Task
Will you extract the entries word for word? Images should not appear in the copy.

[begin Data supplied]

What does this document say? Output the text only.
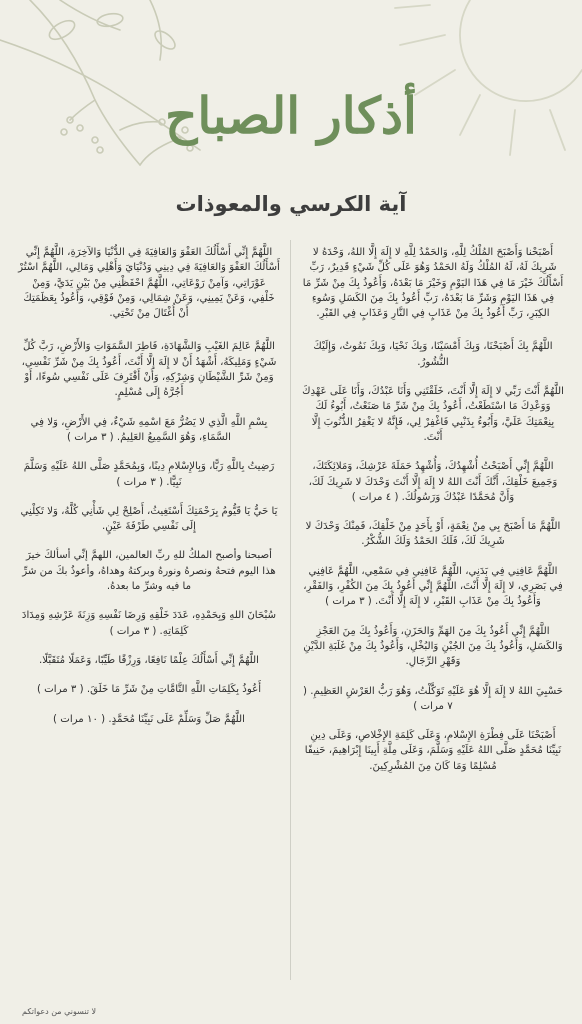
أذكار الصباح
آية الكرسي والمعوذات

أَصْبَحْنا وَأَصْبَحَ المُلْكُ لِلَّهِ، وَالحَمْدُ لِلَّهِ لا إِلَهَ إِلَّا اللهُ، وَحْدَهُ لا شَرِيكَ لَهُ، لَهُ المُلْكُ وَلَهُ الحَمْدُ وَهُوَ عَلَى كُلِّ شَيْءٍ قَدِيرٌ، رَبِّ أَسْأَلُكَ خَيْرَ مَا فِي هَذَا اليَوْمِ وَخَيْرَ مَا بَعْدَهُ، وَأَعُوذُ بِكَ مِنْ شَرِّ مَا فِي هَذَا اليَوْمِ وَشَرِّ مَا بَعْدَهُ، رَبِّ أَعُوذُ بِكَ مِنَ الكَسَلِ وَسُوءِ الكِبَرِ، رَبِّ أَعُوذُ بِكَ مِنْ عَذَابٍ فِي النَّارِ وَعَذَابٍ فِي القَبْرِ.

اللَّهُمَّ بِكَ أَصْبَحْنَا، وَبِكَ أَمْسَيْنَا، وَبِكَ نَحْيَا، وَبِكَ نَمُوتُ، وَإِلَيْكَ النُّشُورُ.

اللَّهُمَّ أَنْتَ رَبِّي لا إِلَهَ إِلَّا أَنْتَ، خَلَقْتَنِي وَأَنَا عَبْدُكَ، وَأَنَا عَلَى عَهْدِكَ وَوَعْدِكَ مَا اسْتَطَعْتُ، أَعُوذُ بِكَ مِنْ شَرِّ مَا صَنَعْتُ، أَبُوءُ لَكَ بِنِعْمَتِكَ عَلَيَّ، وَأَبُوءُ بِذَنْبِي فَاغْفِرْ لِي، فَإِنَّهُ لا يَغْفِرُ الذُّنُوبَ إِلَّا أَنْتَ.

اللَّهُمَّ إِنِّي أَصْبَحْتُ أُشْهِدُكَ، وَأُشْهِدُ حَمَلَةَ عَرْشِكَ، وَمَلائِكَتَكَ، وَجَمِيعَ خَلْقِكَ، أَنَّكَ أَنْتَ اللهُ لا إِلَهَ إِلَّا أَنْتَ وَحْدَكَ لا شَرِيكَ لَكَ، وَأَنَّ مُحَمَّدًا عَبْدُكَ وَرَسُولُكَ. ( ٤ مرات )

اللَّهُمَّ مَا أَصْبَحَ بِي مِنْ نِعْمَةٍ، أَوْ بِأَحَدٍ مِنْ خَلْقِكَ، فَمِنْكَ وَحْدَكَ لا شَرِيكَ لَكَ، فَلَكَ الحَمْدُ وَلَكَ الشُّكْرُ.

اللَّهُمَّ عَافِنِي فِي بَدَنِي، اللَّهُمَّ عَافِنِي فِي سَمْعِي، اللَّهُمَّ عَافِنِي فِي بَصَرِي، لا إِلَهَ إِلَّا أَنْتَ، اللَّهُمَّ إِنِّي أَعُوذُ بِكَ مِنَ الكُفْرِ، وَالفَقْرِ، وَأَعُوذُ بِكَ مِنْ عَذَابِ القَبْرِ، لا إِلَهَ إِلَّا أَنْتَ. ( ٣ مرات )

اللَّهُمَّ إِنِّي أَعُوذُ بِكَ مِنَ الهَمِّ وَالحَزَنِ، وَأَعُوذُ بِكَ مِنَ العَجْزِ وَالكَسَلِ، وَأَعُوذُ بِكَ مِنَ الجُبْنِ وَالبُخْلِ، وَأَعُوذُ بِكَ مِنْ غَلَبَةِ الدَّيْنِ وَقَهْرِ الرِّجَالِ.

حَسْبِيَ اللهُ لا إِلَهَ إِلَّا هُوَ عَلَيْهِ تَوَكَّلْتُ، وَهُوَ رَبُّ العَرْشِ العَظِيمِ. ( ٧ مرات )

أَصْبَحْنَا عَلَى فِطْرَةِ الإِسْلامِ، وَعَلَى كَلِمَةِ الإِخْلاصِ، وَعَلَى دِينِ نَبِيِّنَا مُحَمَّدٍ صَلَّى اللهُ عَلَيْهِ وَسَلَّمَ، وَعَلَى مِلَّةِ أَبِينَا إِبْرَاهِيمَ، حَنِيفًا مُسْلِمًا وَمَا كَانَ مِنَ المُشْرِكِينَ.

اللَّهُمَّ إِنِّي أَسْأَلُكَ العَفْوَ وَالعَافِيَةَ فِي الدُّنْيَا وَالآخِرَةِ، اللَّهُمَّ إِنِّي أَسْأَلُكَ العَفْوَ وَالعَافِيَةَ فِي دِينِي وَدُنْيَايَ وَأَهْلِي وَمَالِي، اللَّهُمَّ اسْتُرْ عَوْرَاتِي، وَآمِنْ رَوْعَاتِي، اللَّهُمَّ احْفَظْنِي مِنْ بَيْنِ يَدَيَّ، وَمِنْ خَلْفِي، وَعَنْ يَمِينِي، وَعَنْ شِمَالِي، وَمِنْ فَوْقِي، وَأَعُوذُ بِعَظَمَتِكَ أَنْ أُغْتَالَ مِنْ تَحْتِي.

اللَّهُمَّ عَالِمَ الغَيْبِ وَالشَّهَادَةِ، فَاطِرَ السَّمَوَاتِ وَالأَرْضِ، رَبَّ كُلِّ شَيْءٍ وَمَلِيكَهُ، أَشْهَدُ أَنْ لا إِلَهَ إِلَّا أَنْتَ، أَعُوذُ بِكَ مِنْ شَرِّ نَفْسِي، وَمِنْ شَرِّ الشَّيْطَانِ وَشِرْكِهِ، وَأَنْ أَقْتَرِفَ عَلَى نَفْسِي سُوءًا، أَوْ أَجُرَّهُ إِلَى مُسْلِمٍ.

بِسْمِ اللَّهِ الَّذِي لا يَضُرُّ مَعَ اسْمِهِ شَيْءٌ، فِي الأَرْضِ، وَلا فِي السَّمَاءِ، وَهُوَ السَّمِيعُ العَلِيمُ. ( ٣ مرات )

رَضِيتُ بِاللَّهِ رَبًّا، وَبِالإِسْلامِ دِينًا، وَبِمُحَمَّدٍ صَلَّى اللهُ عَلَيْهِ وَسَلَّمَ نَبِيًّا. ( ٣ مرات )

يَا حَيُّ يَا قَيُّومُ بِرَحْمَتِكَ أَسْتَغِيثُ، أَصْلِحْ لِي شَأْنِي كُلَّهُ، وَلا تَكِلْنِي إِلَى نَفْسِي طَرْفَةَ عَيْنٍ.

أصبحنا وأصبح الملكُ للهِ ربِّ العالمين، اللهمَّ إنِّي أسألكَ خيرَ هذا اليوم فتحهُ ونصرهُ ونورهُ وبركتهُ وهداهُ، وأعوذُ بكَ من شرِّ ما فيه وشرِّ ما بعدهُ.

سُبْحَانَ اللهِ وَبِحَمْدِهِ، عَدَدَ خَلْقِهِ وَرِضَا نَفْسِهِ وَزِنَةَ عَرْشِهِ وَمِدَادَ كَلِمَاتِهِ. ( ٣ مرات )

اللَّهُمَّ إِنِّي أَسْأَلُكَ عِلْمًا نَافِعًا، وَرِزْقًا طَيِّبًا، وَعَمَلًا مُتَقَبَّلًا.

أَعُوذُ بِكَلِمَاتِ اللَّهِ التَّامَّاتِ مِنْ شَرِّ مَا خَلَقَ. ( ٣ مرات )

اللَّهُمَّ صَلِّ وَسَلِّمْ عَلَى نَبِيِّنَا مُحَمَّدٍ. ( ١٠ مرات )

لا تنسوني من دعواتكم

[end Data supplied]

Result of the exercise
What does this document say? Output the text only.
أذكار الصباح
آية الكرسي والمعوذات

أَصْبَحْنا وَأَصْبَحَ المُلْكُ لِلَّهِ، وَالحَمْدُ لِلَّهِ لا إِلَهَ إِلَّا اللهُ، وَحْدَهُ لا شَرِيكَ لَهُ، لَهُ المُلْكُ وَلَهُ الحَمْدُ وَهُوَ عَلَى كُلِّ شَيْءٍ قَدِيرٌ، رَبِّ أَسْأَلُكَ خَيْرَ مَا فِي هَذَا اليَوْمِ وَخَيْرَ مَا بَعْدَهُ، وَأَعُوذُ بِكَ مِنْ شَرِّ مَا فِي هَذَا اليَوْمِ وَشَرِّ مَا بَعْدَهُ، رَبِّ أَعُوذُ بِكَ مِنَ الكَسَلِ وَسُوءِ الكِبَرِ، رَبِّ أَعُوذُ بِكَ مِنْ عَذَابٍ فِي النَّارِ وَعَذَابٍ فِي القَبْرِ.

اللَّهُمَّ بِكَ أَصْبَحْنَا، وَبِكَ أَمْسَيْنَا، وَبِكَ نَحْيَا، وَبِكَ نَمُوتُ، وَإِلَيْكَ النُّشُورُ.

اللَّهُمَّ أَنْتَ رَبِّي لا إِلَهَ إِلَّا أَنْتَ، خَلَقْتَنِي وَأَنَا عَبْدُكَ، وَأَنَا عَلَى عَهْدِكَ وَوَعْدِكَ مَا اسْتَطَعْتُ، أَعُوذُ بِكَ مِنْ شَرِّ مَا صَنَعْتُ، أَبُوءُ لَكَ بِنِعْمَتِكَ عَلَيَّ، وَأَبُوءُ بِذَنْبِي فَاغْفِرْ لِي، فَإِنَّهُ لا يَغْفِرُ الذُّنُوبَ إِلَّا أَنْتَ.

اللَّهُمَّ إِنِّي أَصْبَحْتُ أُشْهِدُكَ، وَأُشْهِدُ حَمَلَةَ عَرْشِكَ، وَمَلائِكَتَكَ، وَجَمِيعَ خَلْقِكَ، أَنَّكَ أَنْتَ اللهُ لا إِلَهَ إِلَّا أَنْتَ وَحْدَكَ لا شَرِيكَ لَكَ، وَأَنَّ مُحَمَّدًا عَبْدُكَ وَرَسُولُكَ. ( ٤ مرات )

اللَّهُمَّ مَا أَصْبَحَ بِي مِنْ نِعْمَةٍ، أَوْ بِأَحَدٍ مِنْ خَلْقِكَ، فَمِنْكَ وَحْدَكَ لا شَرِيكَ لَكَ، فَلَكَ الحَمْدُ وَلَكَ الشُّكْرُ.

اللَّهُمَّ عَافِنِي فِي بَدَنِي، اللَّهُمَّ عَافِنِي فِي سَمْعِي، اللَّهُمَّ عَافِنِي فِي بَصَرِي، لا إِلَهَ إِلَّا أَنْتَ، اللَّهُمَّ إِنِّي أَعُوذُ بِكَ مِنَ الكُفْرِ، وَالفَقْرِ، وَأَعُوذُ بِكَ مِنْ عَذَابِ القَبْرِ، لا إِلَهَ إِلَّا أَنْتَ. ( ٣ مرات )

اللَّهُمَّ إِنِّي أَعُوذُ بِكَ مِنَ الهَمِّ وَالحَزَنِ، وَأَعُوذُ بِكَ مِنَ العَجْزِ وَالكَسَلِ، وَأَعُوذُ بِكَ مِنَ الجُبْنِ وَالبُخْلِ، وَأَعُوذُ بِكَ مِنْ غَلَبَةِ الدَّيْنِ وَقَهْرِ الرِّجَالِ.

حَسْبِيَ اللهُ لا إِلَهَ إِلَّا هُوَ عَلَيْهِ تَوَكَّلْتُ، وَهُوَ رَبُّ العَرْشِ العَظِيمِ. ( ٧ مرات )

أَصْبَحْنَا عَلَى فِطْرَةِ الإِسْلامِ، وَعَلَى كَلِمَةِ الإِخْلاصِ، وَعَلَى دِينِ نَبِيِّنَا مُحَمَّدٍ صَلَّى اللهُ عَلَيْهِ وَسَلَّمَ، وَعَلَى مِلَّةِ أَبِينَا إِبْرَاهِيمَ، حَنِيفًا مُسْلِمًا وَمَا كَانَ مِنَ المُشْرِكِينَ.

اللَّهُمَّ إِنِّي أَسْأَلُكَ العَفْوَ وَالعَافِيَةَ فِي الدُّنْيَا وَالآخِرَةِ، اللَّهُمَّ إِنِّي أَسْأَلُكَ العَفْوَ وَالعَافِيَةَ فِي دِينِي وَدُنْيَايَ وَأَهْلِي وَمَالِي، اللَّهُمَّ اسْتُرْ عَوْرَاتِي، وَآمِنْ رَوْعَاتِي، اللَّهُمَّ احْفَظْنِي مِنْ بَيْنِ يَدَيَّ، وَمِنْ خَلْفِي، وَعَنْ يَمِينِي، وَعَنْ شِمَالِي، وَمِنْ فَوْقِي، وَأَعُوذُ بِعَظَمَتِكَ أَنْ أُغْتَالَ مِنْ تَحْتِي.

اللَّهُمَّ عَالِمَ الغَيْبِ وَالشَّهَادَةِ، فَاطِرَ السَّمَوَاتِ وَالأَرْضِ، رَبَّ كُلِّ شَيْءٍ وَمَلِيكَهُ، أَشْهَدُ أَنْ لا إِلَهَ إِلَّا أَنْتَ، أَعُوذُ بِكَ مِنْ شَرِّ نَفْسِي، وَمِنْ شَرِّ الشَّيْطَانِ وَشِرْكِهِ، وَأَنْ أَقْتَرِفَ عَلَى نَفْسِي سُوءًا، أَوْ أَجُرَّهُ إِلَى مُسْلِمٍ.

بِسْمِ اللَّهِ الَّذِي لا يَضُرُّ مَعَ اسْمِهِ شَيْءٌ، فِي الأَرْضِ، وَلا فِي السَّمَاءِ، وَهُوَ السَّمِيعُ العَلِيمُ. ( ٣ مرات )

رَضِيتُ بِاللَّهِ رَبًّا، وَبِالإِسْلامِ دِينًا، وَبِمُحَمَّدٍ صَلَّى اللهُ عَلَيْهِ وَسَلَّمَ نَبِيًّا. ( ٣ مرات )

يَا حَيُّ يَا قَيُّومُ بِرَحْمَتِكَ أَسْتَغِيثُ، أَصْلِحْ لِي شَأْنِي كُلَّهُ، وَلا تَكِلْنِي إِلَى نَفْسِي طَرْفَةَ عَيْنٍ.

أصبحنا وأصبح الملكُ للهِ ربِّ العالمين، اللهمَّ إنِّي أسألكَ خيرَ هذا اليوم فتحهُ ونصرهُ ونورهُ وبركتهُ وهداهُ، وأعوذُ بكَ من شرِّ ما فيه وشرِّ ما بعدهُ.

سُبْحَانَ اللهِ وَبِحَمْدِهِ، عَدَدَ خَلْقِهِ وَرِضَا نَفْسِهِ وَزِنَةَ عَرْشِهِ وَمِدَادَ كَلِمَاتِهِ. ( ٣ مرات )

اللَّهُمَّ إِنِّي أَسْأَلُكَ عِلْمًا نَافِعًا، وَرِزْقًا طَيِّبًا، وَعَمَلًا مُتَقَبَّلًا.

أَعُوذُ بِكَلِمَاتِ اللَّهِ التَّامَّاتِ مِنْ شَرِّ مَا خَلَقَ. ( ٣ مرات )

اللَّهُمَّ صَلِّ وَسَلِّمْ عَلَى نَبِيِّنَا مُحَمَّدٍ. ( ١٠ مرات )

لا تنسوني من دعواتكم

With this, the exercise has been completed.